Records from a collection
* * * *
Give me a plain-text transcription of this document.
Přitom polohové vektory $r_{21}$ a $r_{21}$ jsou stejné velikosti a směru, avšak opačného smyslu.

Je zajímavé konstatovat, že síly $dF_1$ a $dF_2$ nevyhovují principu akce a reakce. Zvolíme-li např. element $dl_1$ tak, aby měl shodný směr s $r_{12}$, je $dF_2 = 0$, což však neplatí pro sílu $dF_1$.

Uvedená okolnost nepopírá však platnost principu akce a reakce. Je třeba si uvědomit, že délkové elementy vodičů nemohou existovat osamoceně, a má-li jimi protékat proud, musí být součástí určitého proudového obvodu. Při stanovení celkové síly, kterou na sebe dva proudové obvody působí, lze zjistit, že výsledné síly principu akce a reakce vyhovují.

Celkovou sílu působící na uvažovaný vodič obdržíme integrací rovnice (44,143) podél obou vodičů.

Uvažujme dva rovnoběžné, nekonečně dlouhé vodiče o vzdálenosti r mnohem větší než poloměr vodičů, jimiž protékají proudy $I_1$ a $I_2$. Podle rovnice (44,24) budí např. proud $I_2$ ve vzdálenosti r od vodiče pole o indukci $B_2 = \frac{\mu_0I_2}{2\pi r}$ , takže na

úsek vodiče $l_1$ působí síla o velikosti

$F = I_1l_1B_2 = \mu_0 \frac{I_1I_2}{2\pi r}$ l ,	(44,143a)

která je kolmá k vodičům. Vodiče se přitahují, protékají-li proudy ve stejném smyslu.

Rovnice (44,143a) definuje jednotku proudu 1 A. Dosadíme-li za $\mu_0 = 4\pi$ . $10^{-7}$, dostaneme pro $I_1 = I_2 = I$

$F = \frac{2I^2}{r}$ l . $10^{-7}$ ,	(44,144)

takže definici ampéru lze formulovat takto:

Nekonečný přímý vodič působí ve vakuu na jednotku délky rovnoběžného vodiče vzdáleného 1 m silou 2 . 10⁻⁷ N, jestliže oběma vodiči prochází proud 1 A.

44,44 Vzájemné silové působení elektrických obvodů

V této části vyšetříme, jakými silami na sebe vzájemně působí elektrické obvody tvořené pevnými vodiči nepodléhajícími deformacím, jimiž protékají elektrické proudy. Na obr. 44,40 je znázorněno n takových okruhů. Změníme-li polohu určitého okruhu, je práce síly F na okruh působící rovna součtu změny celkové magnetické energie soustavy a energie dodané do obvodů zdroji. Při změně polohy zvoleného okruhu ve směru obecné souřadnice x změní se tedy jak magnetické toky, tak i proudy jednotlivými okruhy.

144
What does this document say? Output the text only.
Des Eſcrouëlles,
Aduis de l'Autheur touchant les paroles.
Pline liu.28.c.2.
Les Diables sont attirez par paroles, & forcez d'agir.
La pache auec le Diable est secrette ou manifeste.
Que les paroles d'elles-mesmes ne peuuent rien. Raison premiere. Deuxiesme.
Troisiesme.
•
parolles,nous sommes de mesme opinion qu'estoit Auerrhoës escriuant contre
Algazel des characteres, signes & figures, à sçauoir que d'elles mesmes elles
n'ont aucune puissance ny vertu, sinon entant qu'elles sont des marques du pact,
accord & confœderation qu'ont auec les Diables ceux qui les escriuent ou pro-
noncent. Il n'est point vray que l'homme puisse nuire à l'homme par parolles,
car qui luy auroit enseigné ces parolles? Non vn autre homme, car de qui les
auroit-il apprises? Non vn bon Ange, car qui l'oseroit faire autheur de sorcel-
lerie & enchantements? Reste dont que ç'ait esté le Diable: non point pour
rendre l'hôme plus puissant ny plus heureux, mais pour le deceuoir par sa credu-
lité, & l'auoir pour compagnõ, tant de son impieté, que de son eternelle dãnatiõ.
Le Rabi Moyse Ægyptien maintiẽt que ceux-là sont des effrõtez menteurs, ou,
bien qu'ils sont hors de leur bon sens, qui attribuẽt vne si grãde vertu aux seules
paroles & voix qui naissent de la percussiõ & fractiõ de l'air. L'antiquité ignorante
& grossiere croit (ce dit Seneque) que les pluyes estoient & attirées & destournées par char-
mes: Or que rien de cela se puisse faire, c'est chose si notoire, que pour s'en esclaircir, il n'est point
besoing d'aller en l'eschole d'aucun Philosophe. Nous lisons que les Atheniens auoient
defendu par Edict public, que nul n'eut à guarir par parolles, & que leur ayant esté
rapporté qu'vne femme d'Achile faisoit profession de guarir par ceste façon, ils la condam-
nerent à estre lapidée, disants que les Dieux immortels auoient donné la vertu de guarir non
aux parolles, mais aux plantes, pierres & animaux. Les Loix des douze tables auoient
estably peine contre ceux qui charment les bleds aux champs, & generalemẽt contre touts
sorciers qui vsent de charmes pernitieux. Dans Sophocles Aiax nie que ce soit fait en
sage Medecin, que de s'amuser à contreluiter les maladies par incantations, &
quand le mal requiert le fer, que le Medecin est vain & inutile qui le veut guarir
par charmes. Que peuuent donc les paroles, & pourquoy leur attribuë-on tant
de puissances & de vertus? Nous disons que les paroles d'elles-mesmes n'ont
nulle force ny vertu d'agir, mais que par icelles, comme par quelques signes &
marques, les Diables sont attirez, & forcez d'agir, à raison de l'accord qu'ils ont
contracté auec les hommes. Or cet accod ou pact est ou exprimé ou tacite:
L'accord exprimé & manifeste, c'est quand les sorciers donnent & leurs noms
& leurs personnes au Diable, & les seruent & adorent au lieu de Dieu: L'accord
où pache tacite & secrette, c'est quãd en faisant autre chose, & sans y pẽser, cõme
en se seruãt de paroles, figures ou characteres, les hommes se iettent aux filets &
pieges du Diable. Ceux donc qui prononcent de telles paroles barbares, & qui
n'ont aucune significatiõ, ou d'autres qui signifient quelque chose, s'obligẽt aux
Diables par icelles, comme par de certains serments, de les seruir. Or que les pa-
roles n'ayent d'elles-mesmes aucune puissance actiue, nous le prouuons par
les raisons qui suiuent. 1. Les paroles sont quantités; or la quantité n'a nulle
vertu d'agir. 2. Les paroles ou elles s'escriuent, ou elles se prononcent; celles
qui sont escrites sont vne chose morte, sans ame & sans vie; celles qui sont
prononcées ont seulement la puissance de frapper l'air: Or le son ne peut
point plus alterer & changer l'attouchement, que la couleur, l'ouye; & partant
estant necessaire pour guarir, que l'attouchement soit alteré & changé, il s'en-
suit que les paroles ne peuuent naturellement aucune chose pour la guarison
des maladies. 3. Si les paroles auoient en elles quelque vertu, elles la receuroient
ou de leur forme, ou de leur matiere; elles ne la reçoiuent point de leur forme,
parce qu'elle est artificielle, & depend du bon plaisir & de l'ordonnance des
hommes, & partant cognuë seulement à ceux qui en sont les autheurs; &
* * * *
| What needs to be done |
Leave out every line without the string "document" and copy the rest.

| Answer to the problem |
Give me a plain-text transcription of this document.
What does this document say? Output the text only.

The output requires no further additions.